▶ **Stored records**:

* start *

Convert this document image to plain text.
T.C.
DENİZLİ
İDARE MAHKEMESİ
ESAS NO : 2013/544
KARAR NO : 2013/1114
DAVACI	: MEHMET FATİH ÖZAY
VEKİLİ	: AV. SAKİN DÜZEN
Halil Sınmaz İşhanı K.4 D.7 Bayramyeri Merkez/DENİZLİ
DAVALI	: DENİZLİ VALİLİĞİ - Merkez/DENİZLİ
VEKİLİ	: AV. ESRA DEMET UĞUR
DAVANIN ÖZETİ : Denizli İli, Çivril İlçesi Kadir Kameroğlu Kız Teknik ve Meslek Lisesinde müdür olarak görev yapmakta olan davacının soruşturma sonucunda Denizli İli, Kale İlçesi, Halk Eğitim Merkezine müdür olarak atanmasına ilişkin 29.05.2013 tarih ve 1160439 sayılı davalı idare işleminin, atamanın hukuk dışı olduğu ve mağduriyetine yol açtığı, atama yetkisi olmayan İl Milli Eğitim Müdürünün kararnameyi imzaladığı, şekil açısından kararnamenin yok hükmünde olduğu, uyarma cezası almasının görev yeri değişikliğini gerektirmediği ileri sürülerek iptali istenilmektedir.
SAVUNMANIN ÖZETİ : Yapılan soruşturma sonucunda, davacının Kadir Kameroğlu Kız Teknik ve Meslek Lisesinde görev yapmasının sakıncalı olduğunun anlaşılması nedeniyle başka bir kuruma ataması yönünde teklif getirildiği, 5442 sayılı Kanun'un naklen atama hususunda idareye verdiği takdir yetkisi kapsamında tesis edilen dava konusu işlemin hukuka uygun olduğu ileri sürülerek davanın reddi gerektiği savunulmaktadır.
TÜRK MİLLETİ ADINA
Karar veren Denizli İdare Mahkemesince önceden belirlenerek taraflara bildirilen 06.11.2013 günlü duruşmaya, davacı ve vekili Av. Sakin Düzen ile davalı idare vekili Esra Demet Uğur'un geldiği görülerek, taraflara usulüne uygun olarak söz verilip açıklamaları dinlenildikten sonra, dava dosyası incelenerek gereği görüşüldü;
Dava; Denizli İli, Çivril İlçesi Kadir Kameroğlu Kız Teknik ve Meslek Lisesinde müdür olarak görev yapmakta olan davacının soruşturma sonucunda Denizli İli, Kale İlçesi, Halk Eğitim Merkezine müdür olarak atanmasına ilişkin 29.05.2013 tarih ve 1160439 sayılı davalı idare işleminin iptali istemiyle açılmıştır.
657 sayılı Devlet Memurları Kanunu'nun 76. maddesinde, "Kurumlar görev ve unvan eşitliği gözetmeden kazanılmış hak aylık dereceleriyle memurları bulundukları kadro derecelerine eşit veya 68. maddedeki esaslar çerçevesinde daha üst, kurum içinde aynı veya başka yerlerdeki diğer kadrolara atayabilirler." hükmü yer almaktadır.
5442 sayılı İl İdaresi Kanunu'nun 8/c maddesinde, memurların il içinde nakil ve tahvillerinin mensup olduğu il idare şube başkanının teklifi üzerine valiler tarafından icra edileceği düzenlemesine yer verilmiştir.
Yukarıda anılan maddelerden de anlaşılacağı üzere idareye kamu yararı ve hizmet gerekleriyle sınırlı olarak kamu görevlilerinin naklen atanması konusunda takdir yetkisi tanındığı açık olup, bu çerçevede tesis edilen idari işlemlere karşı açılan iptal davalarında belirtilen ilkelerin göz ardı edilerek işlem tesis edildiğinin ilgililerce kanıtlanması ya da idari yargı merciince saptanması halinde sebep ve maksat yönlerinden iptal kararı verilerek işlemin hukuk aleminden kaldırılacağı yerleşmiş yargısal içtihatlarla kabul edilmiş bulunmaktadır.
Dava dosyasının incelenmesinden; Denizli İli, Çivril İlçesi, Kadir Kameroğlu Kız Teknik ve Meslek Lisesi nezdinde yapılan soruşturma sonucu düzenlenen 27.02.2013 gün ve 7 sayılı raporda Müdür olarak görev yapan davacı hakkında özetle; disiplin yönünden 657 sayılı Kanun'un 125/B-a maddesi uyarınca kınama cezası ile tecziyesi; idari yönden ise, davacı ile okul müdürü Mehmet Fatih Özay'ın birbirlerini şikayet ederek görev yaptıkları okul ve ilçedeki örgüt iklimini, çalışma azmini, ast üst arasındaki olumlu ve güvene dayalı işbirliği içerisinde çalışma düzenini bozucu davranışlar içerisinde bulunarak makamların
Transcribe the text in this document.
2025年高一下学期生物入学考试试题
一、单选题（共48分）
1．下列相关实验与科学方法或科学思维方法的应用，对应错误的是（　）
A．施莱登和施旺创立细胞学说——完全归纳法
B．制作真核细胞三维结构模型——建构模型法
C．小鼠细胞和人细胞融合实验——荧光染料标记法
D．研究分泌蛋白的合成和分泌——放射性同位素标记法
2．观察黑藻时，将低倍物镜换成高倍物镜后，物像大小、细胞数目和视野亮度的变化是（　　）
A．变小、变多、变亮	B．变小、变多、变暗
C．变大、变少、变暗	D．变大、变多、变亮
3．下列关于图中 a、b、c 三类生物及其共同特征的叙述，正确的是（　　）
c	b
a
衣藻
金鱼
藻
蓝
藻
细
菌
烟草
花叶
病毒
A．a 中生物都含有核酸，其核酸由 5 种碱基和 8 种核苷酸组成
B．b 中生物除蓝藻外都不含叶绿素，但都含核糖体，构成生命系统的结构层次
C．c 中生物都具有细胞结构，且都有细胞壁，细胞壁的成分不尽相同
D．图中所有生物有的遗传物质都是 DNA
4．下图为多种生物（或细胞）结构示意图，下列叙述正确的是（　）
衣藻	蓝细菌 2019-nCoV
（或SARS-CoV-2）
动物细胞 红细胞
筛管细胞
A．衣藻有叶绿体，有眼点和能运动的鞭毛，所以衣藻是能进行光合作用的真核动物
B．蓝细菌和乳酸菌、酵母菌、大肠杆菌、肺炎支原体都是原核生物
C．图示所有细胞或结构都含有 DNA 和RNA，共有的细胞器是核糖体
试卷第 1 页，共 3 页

* end *

Give back exactly the lines from the line containing "Transcribe the text in this document." to the end of the entries, and no other lines.

▶ **Result**:
Transcribe the text in this document.
2025年高一下学期生物入学考试试题
一、单选题（共48分）
1．下列相关实验与科学方法或科学思维方法的应用，对应错误的是（　）
A．施莱登和施旺创立细胞学说——完全归纳法
B．制作真核细胞三维结构模型——建构模型法
C．小鼠细胞和人细胞融合实验——荧光染料标记法
D．研究分泌蛋白的合成和分泌——放射性同位素标记法
2．观察黑藻时，将低倍物镜换成高倍物镜后，物像大小、细胞数目和视野亮度的变化是（　　）
A．变小、变多、变亮	B．变小、变多、变暗
C．变大、变少、变暗	D．变大、变多、变亮
3．下列关于图中 a、b、c 三类生物及其共同特征的叙述，正确的是（　　）
c	b
a
衣藻
金鱼
藻
蓝
藻
细
菌
烟草
花叶
病毒
A．a 中生物都含有核酸，其核酸由 5 种碱基和 8 种核苷酸组成
B．b 中生物除蓝藻外都不含叶绿素，但都含核糖体，构成生命系统的结构层次
C．c 中生物都具有细胞结构，且都有细胞壁，细胞壁的成分不尽相同
D．图中所有生物有的遗传物质都是 DNA
4．下图为多种生物（或细胞）结构示意图，下列叙述正确的是（　）
衣藻	蓝细菌 2019-nCoV
（或SARS-CoV-2）
动物细胞 红细胞
筛管细胞
A．衣藻有叶绿体，有眼点和能运动的鞭毛，所以衣藻是能进行光合作用的真核动物
B．蓝细菌和乳酸菌、酵母菌、大肠杆菌、肺炎支原体都是原核生物
C．图示所有细胞或结构都含有 DNA 和RNA，共有的细胞器是核糖体
试卷第 1 页，共 3 页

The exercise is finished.